Expert panelists provide an overview of the signs and symptoms indicative of myelofibrosis and consider factors that help to inform prognostication.
Transcript:
John O. Mascarenhas, MD: Welcome to this Cancer Network® presentation titled, “Advances in the Field of Myelofibrosis.” I’m your host, John Mascarenhas. I’m the director of the adult leukemia program and the leader of clinical investigation within the myeloproliferative disorder program at Mount Sinai [Hospital] in New York [New York]. I’m joined by my friends and colleagues. Gabby Hobbs, please introduce yourself.
Gabriela S. Hobbs, MD: Hi, everybody. I’m thrilled to be here. My name is Gabby Hobbs. I’m the clinical director of the leukemia service at the Massachusetts General Hospital in Boston, and I treat patients with myeloproliferative neoplasms [MPNs] in clinic.
John O. Mascarenhas, MD: Welcome, Gabby. Thanks for joining us. Kristen?
Kristen M. Pettit, MD: Hi, everyone. I’m Kristen Pettit. I’m a clinical associate professor of medicine at the University of Michigan and focus on MPN clinical treatment and clinical research.
John O. Mascarenhas, MD: Thanks for joining us, Kristen. Andrew?
Andrew T. Kuykendall, MD: Hi, I’m Andrew Kuykendall. I’m an assistant member at Moffitt Cancer Center in Tampa, Florida, a clinical researcher focusing on myeloproliferative neoplasms.
John O. Mascarenhas, MD: Fantastic. I’m excited to have this panel for this discussion. We’re going to review 2 patient scenarios, share our insights, and discuss recent updates in the management of patients with myelofibrosis. Let’s start. The first question we’re going to ask is what are the main signs and symptoms of myelofibrosis? I’ll open this up to Andrew, who’s on the left side of my screen. How do patients present? What do they look like?
Andrew T. Kuykendall, MD: With myelofibrosis, the interesting thing is that they don’t have to present in 1 set way; patients present in a variety of standpoints. You have this classic patient with myeloproliferative neoplasm who presents with a lot of symptoms, called constitutional symptoms: fevers, chills, night sweats, bone pain, weight loss, and abdominal pain related to splenomegaly or organomegaly. The classic thought we have with patients with myelofibrosis is that they come in with some of these symptoms. Additionally, patients could present with abnormal lab counts, done by their primary care physician, with unexplained anemia or immature blood cells floating around. That might clue in physicians to do a more extensive work-up and to figure out exactly what’s going on. There isn’t 1 set way to present. Patients can present in a variety of ways.

- _Work instruction 1_:
In the myelofibrosis panel transcript, at which hospital does Gabriela S. Hobbs serve as clinical director of the leukemia service?
- _Work instruction 2_:
Carry on the myelofibrosis panel transcript from its final line.

- _Provided information_:
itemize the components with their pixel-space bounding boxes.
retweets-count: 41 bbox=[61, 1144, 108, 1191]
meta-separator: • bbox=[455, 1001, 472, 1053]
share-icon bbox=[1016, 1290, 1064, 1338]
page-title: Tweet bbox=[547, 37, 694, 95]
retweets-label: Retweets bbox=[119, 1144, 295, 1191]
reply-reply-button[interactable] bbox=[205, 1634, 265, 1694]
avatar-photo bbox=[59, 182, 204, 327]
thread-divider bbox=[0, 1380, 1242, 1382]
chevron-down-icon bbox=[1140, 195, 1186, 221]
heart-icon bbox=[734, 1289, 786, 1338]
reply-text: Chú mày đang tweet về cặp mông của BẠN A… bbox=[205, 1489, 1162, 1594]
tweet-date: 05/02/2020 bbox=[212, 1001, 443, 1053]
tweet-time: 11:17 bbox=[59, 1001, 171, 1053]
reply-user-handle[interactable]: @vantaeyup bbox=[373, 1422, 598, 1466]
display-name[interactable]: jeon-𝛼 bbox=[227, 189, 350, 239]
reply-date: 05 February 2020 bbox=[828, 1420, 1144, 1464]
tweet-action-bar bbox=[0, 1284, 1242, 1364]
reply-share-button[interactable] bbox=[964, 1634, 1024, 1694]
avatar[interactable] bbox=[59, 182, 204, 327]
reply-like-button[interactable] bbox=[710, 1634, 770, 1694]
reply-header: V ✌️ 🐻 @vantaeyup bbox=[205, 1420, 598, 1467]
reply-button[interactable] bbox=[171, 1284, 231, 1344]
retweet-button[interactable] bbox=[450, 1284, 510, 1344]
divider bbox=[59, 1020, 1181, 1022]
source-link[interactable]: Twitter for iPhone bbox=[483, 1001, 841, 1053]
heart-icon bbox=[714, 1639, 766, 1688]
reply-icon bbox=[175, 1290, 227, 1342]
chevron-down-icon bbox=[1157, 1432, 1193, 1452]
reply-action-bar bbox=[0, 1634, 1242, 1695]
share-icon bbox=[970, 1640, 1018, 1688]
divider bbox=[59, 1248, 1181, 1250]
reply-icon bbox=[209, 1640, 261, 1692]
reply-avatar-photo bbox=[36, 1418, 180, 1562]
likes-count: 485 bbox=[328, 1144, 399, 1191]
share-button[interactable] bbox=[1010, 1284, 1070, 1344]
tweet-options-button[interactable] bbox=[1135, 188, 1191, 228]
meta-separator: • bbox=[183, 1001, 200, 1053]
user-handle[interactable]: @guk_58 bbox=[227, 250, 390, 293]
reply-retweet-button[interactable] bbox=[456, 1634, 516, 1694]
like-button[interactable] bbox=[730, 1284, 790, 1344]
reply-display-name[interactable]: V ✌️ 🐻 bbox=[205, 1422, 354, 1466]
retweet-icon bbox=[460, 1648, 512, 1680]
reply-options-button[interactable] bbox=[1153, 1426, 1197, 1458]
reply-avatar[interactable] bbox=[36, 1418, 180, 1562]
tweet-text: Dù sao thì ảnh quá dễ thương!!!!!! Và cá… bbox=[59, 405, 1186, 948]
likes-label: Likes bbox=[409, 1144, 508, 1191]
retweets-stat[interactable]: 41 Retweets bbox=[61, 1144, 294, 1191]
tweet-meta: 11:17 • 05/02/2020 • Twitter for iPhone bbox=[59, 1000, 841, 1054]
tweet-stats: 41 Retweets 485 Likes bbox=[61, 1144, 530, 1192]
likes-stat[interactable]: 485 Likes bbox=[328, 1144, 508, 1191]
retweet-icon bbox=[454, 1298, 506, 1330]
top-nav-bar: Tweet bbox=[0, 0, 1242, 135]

- _Written reply 1_:
Massachusetts General Hospital in Boston.

- _Written reply 2_:
John O. Mascarenhas, MD: Fantastic, agreed. It’s pretty heterogeneous how patients present and behave with these diseases. In today’s discussion, we’re going to make it clinically relevant but also bring in emerging data to make it evidence based. There were some abstracts at recent meetings, like ASCO [American Society of Clinical Oncology Annual Meeting], elucidating or identifying clinical features and symptom burden. I’m wondering if Kristen or Gabby wants to comment on the association between thrombocytopenia and symptoms.
Kristen M. Pettit, MD: Sure, we both probably could. Not surprisingly, anemia and thrombocytopenia have been shown to be associated with several aspects of myelofibrosis and worse overall survival for patients with higher risk of leukemic transformation. Thrombocytopenia is also associated with worse symptom burden, which isn’t surprising given what we see clinically in our patients on a day-to-day basis.
John O. Mascarenhas, MD: Excellent. Gabby, anything you want to add in terms of the relationship between cytopenias and symptoms?
Gabriela S. Hobbs, MD: One question I get all the time from patients is, “If my counts look better, why don’t I feel better? If my counts are controlled, why are my symptoms still present?” One thing we know in clinical practice and from some of the abstracts highlighted is that blood counts don’t tell the whole story. It’s interesting to think about patients who aren’t transfusion dependent but still have tremendous fatigue. There’s a lot that we need to understand in terms of what cytokines are driving those symptoms and how we make those better. Is it that we need to target the anemia so that they’re not short of breath and they have symptoms of anemia resolved? Or is something else contributing to those symptoms? We don’t have great measures, other than the MPN Symptom Assessment Form, which is a subjective way of making it less subjective. But the burden of symptoms is out of proportion to what’s going on from a CDC [Centers for Disease Control and Prevention] perspective.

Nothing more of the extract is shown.